**YOUR OBJECTIVE**.
Copy every line of the items below word for word, without changing anything.

**STORED DATA**.

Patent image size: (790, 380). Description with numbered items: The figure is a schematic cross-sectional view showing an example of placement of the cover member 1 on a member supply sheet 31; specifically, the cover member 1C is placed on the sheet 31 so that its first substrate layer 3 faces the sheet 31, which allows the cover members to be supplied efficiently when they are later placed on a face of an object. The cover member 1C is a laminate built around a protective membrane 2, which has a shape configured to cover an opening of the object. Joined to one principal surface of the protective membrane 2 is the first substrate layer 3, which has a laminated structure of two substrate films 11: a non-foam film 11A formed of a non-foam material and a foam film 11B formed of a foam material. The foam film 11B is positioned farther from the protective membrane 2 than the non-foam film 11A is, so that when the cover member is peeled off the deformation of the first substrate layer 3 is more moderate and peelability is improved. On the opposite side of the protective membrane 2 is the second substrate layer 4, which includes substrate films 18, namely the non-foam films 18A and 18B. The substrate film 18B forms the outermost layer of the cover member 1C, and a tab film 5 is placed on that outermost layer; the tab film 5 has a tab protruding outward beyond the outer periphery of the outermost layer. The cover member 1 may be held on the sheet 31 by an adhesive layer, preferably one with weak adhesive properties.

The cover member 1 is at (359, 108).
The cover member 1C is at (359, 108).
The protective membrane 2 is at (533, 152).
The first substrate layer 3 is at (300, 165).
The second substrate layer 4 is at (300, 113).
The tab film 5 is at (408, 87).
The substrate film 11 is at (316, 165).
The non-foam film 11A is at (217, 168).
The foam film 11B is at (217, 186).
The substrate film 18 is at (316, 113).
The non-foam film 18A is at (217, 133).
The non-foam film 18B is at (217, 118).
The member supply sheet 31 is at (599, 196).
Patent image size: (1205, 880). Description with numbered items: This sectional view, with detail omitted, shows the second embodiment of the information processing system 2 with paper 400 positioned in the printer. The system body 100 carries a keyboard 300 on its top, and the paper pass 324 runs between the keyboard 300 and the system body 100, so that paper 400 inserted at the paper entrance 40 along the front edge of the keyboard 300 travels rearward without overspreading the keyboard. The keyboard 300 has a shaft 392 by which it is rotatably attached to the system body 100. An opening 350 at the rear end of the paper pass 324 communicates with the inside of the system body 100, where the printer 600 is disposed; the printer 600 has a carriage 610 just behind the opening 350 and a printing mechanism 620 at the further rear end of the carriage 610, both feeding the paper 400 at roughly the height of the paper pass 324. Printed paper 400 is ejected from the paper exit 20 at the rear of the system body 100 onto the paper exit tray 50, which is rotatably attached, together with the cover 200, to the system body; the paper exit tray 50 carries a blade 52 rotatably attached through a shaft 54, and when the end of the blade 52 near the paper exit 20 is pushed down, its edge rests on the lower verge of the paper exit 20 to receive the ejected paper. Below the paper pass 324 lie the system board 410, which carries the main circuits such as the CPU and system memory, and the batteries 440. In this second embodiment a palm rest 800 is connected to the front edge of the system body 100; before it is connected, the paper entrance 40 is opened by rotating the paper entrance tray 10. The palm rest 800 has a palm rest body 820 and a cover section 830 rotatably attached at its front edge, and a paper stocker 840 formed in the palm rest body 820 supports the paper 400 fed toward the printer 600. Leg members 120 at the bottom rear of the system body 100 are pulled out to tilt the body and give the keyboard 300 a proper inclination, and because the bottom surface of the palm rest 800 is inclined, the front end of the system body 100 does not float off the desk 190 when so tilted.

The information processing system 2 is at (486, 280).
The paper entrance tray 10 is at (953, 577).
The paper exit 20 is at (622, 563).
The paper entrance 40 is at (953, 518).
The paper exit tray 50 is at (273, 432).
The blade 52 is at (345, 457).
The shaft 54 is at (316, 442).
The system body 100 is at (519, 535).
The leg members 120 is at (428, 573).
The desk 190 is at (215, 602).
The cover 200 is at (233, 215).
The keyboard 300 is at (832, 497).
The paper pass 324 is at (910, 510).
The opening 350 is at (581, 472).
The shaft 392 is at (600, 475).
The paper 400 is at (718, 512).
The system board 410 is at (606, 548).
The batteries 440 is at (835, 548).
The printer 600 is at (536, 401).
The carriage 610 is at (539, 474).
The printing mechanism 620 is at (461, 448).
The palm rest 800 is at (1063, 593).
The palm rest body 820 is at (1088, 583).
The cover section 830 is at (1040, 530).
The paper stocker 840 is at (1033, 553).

**OUTPUT**.
Patent image size: (790, 380). Description with numbered items: The figure is a schematic cross-sectional view showing an example of placement of the cover member 1 on a member supply sheet 31; specifically, the cover member 1C is placed on the sheet 31 so that its first substrate layer 3 faces the sheet 31, which allows the cover members to be supplied efficiently when they are later placed on a face of an object. The cover member 1C is a laminate built around a protective membrane 2, which has a shape configured to cover an opening of the object. Joined to one principal surface of the protective membrane 2 is the first substrate layer 3, which has a laminated structure of two substrate films 11: a non-foam film 11A formed of a non-foam material and a foam film 11B formed of a foam material. The foam film 11B is positioned farther from the protective membrane 2 than the non-foam film 11A is, so that when the cover member is peeled off the deformation of the first substrate layer 3 is more moderate and peelability is improved. On the opposite side of the protective membrane 2 is the second substrate layer 4, which includes substrate films 18, namely the non-foam films 18A and 18B. The substrate film 18B forms the outermost layer of the cover member 1C, and a tab film 5 is placed on that outermost layer; the tab film 5 has a tab protruding outward beyond the outer periphery of the outermost layer. The cover member 1 may be held on the sheet 31 by an adhesive layer, preferably one with weak adhesive properties.

The cover member 1 is at (359, 108).
The cover member 1C is at (359, 108).
The protective membrane 2 is at (533, 152).
The first substrate layer 3 is at (300, 165).
The second substrate layer 4 is at (300, 113).
The tab film 5 is at (408, 87).
The substrate film 11 is at (316, 165).
The non-foam film 11A is at (217, 168).
The foam film 11B is at (217, 186).
The substrate film 18 is at (316, 113).
The non-foam film 18A is at (217, 133).
The non-foam film 18B is at (217, 118).
The member supply sheet 31 is at (599, 196).
Patent image size: (1205, 880). Description with numbered items: This sectional view, with detail omitted, shows the second embodiment of the information processing system 2 with paper 400 positioned in the printer. The system body 100 carries a keyboard 300 on its top, and the paper pass 324 runs between the keyboard 300 and the system body 100, so that paper 400 inserted at the paper entrance 40 along the front edge of the keyboard 300 travels rearward without overspreading the keyboard. The keyboard 300 has a shaft 392 by which it is rotatably attached to the system body 100. An opening 350 at the rear end of the paper pass 324 communicates with the inside of the system body 100, where the printer 600 is disposed; the printer 600 has a carriage 610 just behind the opening 350 and a printing mechanism 620 at the further rear end of the carriage 610, both feeding the paper 400 at roughly the height of the paper pass 324. Printed paper 400 is ejected from the paper exit 20 at the rear of the system body 100 onto the paper exit tray 50, which is rotatably attached, together with the cover 200, to the system body; the paper exit tray 50 carries a blade 52 rotatably attached through a shaft 54, and when the end of the blade 52 near the paper exit 20 is pushed down, its edge rests on the lower verge of the paper exit 20 to receive the ejected paper. Below the paper pass 324 lie the system board 410, which carries the main circuits such as the CPU and system memory, and the batteries 440. In this second embodiment a palm rest 800 is connected to the front edge of the system body 100; before it is connected, the paper entrance 40 is opened by rotating the paper entrance tray 10. The palm rest 800 has a palm rest body 820 and a cover section 830 rotatably attached at its front edge, and a paper stocker 840 formed in the palm rest body 820 supports the paper 400 fed toward the printer 600. Leg members 120 at the bottom rear of the system body 100 are pulled out to tilt the body and give the keyboard 300 a proper inclination, and because the bottom surface of the palm rest 800 is inclined, the front end of the system body 100 does not float off the desk 190 when so tilted.

The information processing system 2 is at (486, 280).
The paper entrance tray 10 is at (953, 577).
The paper exit 20 is at (622, 563).
The paper entrance 40 is at (953, 518).
The paper exit tray 50 is at (273, 432).
The blade 52 is at (345, 457).
The shaft 54 is at (316, 442).
The system body 100 is at (519, 535).
The leg members 120 is at (428, 573).
The desk 190 is at (215, 602).
The cover 200 is at (233, 215).
The keyboard 300 is at (832, 497).
The paper pass 324 is at (910, 510).
The opening 350 is at (581, 472).
The shaft 392 is at (600, 475).
The paper 400 is at (718, 512).
The system board 410 is at (606, 548).
The batteries 440 is at (835, 548).
The printer 600 is at (536, 401).
The carriage 610 is at (539, 474).
The printing mechanism 620 is at (461, 448).
The palm rest 800 is at (1063, 593).
The palm rest body 820 is at (1088, 583).
The cover section 830 is at (1040, 530).
The paper stocker 840 is at (1033, 553).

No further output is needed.